**GIVEN PROBLEM:**
Locate and copy all lines bearing the word "JSON".

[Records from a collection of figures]
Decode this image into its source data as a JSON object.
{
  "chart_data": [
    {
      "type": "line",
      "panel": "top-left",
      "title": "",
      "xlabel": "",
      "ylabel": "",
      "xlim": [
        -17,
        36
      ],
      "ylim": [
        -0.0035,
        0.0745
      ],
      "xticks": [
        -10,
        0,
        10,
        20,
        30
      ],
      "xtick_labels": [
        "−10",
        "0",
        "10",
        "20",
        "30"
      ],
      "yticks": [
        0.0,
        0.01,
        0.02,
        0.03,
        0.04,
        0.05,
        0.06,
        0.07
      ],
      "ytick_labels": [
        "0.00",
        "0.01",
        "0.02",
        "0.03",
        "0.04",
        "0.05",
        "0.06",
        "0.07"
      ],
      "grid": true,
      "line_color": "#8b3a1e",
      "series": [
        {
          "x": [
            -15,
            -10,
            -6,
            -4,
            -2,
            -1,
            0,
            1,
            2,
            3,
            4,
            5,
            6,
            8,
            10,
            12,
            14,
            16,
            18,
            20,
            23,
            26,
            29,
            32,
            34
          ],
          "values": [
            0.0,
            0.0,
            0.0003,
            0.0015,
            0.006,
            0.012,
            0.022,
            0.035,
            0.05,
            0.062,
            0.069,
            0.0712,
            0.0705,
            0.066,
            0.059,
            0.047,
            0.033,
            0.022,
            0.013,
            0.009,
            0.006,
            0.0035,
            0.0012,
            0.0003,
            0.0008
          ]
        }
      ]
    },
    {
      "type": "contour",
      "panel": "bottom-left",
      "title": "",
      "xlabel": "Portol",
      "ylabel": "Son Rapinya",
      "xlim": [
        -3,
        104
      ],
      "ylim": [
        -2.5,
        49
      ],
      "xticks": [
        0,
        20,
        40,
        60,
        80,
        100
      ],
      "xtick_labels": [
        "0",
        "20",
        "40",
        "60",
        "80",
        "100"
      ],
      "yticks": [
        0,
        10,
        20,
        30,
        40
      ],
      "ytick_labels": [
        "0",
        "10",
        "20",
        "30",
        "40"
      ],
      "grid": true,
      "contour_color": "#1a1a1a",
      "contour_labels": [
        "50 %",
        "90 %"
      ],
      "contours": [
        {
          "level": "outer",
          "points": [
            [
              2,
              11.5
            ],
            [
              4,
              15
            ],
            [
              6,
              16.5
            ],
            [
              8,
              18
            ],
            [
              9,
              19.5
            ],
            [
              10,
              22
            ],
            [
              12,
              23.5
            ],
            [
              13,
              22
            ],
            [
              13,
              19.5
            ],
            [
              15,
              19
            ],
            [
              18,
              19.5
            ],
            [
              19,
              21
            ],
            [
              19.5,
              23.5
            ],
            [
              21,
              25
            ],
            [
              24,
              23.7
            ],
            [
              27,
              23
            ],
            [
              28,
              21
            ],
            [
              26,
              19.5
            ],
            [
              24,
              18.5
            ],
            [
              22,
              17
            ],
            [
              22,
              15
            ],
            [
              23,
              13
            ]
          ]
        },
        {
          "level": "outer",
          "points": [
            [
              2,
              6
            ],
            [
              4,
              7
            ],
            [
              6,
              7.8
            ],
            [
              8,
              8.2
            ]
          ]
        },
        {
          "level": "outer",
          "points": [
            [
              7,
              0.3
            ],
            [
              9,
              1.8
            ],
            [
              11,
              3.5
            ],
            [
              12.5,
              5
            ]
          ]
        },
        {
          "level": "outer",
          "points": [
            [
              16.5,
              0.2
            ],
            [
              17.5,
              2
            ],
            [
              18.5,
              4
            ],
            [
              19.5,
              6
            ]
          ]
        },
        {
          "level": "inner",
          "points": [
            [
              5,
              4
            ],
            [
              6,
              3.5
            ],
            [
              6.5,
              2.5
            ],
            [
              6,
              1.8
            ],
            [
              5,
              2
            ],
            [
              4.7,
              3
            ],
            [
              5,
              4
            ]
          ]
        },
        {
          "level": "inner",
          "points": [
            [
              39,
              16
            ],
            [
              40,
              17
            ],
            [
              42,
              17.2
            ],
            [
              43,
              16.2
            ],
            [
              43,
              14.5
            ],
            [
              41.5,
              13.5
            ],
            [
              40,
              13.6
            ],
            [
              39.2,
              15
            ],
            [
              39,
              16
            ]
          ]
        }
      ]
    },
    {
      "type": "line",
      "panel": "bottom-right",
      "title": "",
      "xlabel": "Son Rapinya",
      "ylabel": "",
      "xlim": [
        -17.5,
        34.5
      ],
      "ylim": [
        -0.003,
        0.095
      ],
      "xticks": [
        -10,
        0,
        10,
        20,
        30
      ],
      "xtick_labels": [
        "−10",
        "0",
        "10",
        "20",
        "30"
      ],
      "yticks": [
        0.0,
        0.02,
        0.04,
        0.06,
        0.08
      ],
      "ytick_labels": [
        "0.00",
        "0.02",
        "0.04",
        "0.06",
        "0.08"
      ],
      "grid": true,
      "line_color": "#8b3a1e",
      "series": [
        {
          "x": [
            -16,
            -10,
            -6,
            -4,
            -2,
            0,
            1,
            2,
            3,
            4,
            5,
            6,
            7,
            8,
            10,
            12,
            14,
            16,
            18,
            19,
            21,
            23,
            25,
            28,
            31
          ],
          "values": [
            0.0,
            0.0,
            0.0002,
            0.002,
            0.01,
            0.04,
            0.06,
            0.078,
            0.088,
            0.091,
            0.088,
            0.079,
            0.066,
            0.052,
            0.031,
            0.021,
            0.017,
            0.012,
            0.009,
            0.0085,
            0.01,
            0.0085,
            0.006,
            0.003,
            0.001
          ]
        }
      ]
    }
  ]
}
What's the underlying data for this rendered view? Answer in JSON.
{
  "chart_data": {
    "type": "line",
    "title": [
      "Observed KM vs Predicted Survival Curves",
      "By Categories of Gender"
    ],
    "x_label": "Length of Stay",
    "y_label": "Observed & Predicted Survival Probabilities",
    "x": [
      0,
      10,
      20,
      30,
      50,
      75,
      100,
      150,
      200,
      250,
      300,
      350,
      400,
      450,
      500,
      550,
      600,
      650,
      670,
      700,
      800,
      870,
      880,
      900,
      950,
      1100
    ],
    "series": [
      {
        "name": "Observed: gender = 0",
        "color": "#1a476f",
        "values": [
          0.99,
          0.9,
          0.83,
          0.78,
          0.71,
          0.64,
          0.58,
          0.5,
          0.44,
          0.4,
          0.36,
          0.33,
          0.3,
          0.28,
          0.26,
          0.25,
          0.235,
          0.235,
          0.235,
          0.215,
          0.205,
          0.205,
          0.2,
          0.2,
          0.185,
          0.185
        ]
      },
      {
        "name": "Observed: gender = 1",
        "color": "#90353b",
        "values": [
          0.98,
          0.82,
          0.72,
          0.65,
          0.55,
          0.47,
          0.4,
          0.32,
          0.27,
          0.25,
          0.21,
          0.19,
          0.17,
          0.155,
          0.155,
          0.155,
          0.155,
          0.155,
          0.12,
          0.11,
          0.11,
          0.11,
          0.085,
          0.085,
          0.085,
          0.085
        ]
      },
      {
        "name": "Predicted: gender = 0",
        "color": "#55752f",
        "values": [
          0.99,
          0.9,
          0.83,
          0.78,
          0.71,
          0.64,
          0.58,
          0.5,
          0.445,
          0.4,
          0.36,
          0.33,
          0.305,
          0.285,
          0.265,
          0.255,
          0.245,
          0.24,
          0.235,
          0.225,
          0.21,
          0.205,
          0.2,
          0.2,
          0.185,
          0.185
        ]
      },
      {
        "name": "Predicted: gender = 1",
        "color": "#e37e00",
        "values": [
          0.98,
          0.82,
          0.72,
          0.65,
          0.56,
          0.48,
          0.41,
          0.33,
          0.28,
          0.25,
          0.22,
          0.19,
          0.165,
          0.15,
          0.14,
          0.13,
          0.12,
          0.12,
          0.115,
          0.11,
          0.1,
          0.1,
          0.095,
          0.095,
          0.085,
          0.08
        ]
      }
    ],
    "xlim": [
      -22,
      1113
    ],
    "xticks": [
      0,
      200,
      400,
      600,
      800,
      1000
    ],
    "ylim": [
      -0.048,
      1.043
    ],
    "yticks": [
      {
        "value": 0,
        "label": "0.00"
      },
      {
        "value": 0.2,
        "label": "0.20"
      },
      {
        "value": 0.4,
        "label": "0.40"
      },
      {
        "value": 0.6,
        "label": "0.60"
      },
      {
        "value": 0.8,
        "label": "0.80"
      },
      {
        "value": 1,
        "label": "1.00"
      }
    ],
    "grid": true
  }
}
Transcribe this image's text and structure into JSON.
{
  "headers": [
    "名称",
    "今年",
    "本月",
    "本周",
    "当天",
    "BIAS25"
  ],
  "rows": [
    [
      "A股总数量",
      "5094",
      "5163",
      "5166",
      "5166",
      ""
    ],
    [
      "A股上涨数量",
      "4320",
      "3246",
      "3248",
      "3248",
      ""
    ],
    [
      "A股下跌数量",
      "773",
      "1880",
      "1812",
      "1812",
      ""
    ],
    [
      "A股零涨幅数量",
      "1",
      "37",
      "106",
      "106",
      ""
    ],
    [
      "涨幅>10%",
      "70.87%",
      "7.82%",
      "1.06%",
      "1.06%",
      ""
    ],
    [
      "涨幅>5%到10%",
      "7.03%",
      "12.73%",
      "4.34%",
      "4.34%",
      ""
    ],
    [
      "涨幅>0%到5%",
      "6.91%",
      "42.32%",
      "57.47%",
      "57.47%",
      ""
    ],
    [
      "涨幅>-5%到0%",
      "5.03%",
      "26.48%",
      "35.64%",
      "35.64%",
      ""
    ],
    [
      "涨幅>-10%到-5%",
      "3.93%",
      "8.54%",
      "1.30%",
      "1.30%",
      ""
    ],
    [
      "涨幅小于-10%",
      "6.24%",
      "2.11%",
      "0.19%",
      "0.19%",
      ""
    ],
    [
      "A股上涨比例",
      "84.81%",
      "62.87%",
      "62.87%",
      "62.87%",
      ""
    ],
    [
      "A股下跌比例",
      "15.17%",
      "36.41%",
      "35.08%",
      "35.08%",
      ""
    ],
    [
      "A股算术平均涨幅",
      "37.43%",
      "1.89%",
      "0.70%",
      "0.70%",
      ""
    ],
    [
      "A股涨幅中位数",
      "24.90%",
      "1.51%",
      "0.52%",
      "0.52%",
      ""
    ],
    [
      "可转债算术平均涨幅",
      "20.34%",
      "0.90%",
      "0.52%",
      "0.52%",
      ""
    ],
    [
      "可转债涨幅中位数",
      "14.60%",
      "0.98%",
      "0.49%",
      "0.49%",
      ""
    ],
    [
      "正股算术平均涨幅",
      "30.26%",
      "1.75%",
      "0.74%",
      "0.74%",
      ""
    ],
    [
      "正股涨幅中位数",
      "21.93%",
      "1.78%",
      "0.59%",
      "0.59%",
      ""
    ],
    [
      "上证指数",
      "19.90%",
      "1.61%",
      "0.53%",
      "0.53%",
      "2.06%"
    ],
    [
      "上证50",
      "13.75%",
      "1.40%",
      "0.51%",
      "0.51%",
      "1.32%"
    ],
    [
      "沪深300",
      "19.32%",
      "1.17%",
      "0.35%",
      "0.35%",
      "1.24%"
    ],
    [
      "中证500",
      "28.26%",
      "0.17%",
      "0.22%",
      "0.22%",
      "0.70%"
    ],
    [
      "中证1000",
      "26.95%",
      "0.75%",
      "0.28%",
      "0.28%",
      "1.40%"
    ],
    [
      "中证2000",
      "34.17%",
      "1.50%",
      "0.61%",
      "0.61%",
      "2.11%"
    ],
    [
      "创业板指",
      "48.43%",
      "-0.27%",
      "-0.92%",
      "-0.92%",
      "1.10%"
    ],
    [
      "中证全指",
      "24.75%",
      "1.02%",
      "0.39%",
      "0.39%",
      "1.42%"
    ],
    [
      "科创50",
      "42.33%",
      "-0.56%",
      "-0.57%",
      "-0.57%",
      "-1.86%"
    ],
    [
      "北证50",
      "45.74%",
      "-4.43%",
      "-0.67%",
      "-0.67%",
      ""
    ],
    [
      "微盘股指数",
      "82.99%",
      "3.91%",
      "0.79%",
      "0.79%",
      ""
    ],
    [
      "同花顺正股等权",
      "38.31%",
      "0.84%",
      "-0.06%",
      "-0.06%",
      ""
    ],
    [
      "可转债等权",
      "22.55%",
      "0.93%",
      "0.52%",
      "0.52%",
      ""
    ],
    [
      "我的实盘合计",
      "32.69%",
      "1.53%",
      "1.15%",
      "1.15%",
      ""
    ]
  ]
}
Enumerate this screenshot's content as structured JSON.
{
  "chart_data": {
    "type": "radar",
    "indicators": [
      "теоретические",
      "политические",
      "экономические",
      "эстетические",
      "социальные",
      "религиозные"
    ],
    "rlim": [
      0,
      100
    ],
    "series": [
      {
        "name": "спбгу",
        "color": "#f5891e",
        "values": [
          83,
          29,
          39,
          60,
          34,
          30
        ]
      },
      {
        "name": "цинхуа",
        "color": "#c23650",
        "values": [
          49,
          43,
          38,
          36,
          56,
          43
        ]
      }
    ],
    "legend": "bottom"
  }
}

**WRITTEN RESPONSE:**
Decode this image into its source data as a JSON object.
What's the underlying data for this rendered view? Answer in JSON.
Transcribe this image's text and structure into JSON.
Enumerate this screenshot's content as structured JSON.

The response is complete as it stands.